• [THE PROBLEM]:
Extract each line containing the string "rate".

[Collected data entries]
****************
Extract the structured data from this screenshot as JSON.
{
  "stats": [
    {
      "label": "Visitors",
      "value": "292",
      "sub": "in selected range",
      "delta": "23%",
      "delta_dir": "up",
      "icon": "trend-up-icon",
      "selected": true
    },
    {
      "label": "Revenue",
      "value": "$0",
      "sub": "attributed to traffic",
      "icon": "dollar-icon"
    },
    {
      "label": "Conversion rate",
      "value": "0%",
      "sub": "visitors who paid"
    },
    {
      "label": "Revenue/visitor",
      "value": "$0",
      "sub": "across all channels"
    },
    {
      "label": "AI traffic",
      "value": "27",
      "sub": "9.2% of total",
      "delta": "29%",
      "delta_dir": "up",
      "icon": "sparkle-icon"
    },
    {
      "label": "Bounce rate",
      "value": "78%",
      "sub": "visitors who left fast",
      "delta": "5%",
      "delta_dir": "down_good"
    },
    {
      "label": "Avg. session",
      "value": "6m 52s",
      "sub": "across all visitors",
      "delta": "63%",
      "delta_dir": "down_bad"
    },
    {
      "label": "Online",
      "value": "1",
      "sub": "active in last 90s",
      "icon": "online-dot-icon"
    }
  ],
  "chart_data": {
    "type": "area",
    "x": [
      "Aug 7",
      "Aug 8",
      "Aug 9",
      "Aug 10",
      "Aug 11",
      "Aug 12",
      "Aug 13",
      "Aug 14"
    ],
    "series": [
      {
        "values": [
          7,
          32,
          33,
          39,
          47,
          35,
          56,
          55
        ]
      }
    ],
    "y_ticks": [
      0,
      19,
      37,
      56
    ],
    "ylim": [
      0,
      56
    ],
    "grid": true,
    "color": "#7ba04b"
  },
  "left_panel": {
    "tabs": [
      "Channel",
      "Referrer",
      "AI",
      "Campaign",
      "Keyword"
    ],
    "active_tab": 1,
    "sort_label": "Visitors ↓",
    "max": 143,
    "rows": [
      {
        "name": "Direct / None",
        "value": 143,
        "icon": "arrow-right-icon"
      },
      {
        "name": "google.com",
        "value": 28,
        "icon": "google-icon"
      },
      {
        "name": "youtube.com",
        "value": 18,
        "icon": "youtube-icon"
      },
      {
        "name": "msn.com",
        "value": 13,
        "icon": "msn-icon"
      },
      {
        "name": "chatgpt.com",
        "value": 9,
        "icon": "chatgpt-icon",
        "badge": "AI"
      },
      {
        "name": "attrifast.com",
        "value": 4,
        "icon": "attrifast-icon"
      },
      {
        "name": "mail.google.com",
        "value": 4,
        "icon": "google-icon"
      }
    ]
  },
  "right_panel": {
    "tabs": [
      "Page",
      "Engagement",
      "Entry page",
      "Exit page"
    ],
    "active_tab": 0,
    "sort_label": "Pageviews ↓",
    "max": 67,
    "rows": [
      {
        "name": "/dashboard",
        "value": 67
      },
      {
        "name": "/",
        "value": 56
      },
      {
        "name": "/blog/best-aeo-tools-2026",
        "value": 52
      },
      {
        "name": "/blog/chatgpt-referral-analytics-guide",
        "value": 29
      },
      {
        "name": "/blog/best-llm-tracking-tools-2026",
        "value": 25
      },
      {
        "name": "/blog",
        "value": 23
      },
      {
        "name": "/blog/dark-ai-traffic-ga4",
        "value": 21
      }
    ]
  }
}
****************
• [OUTPUT OF THE TASK]:
      "label": "Conversion rate",
      "label": "Bounce rate",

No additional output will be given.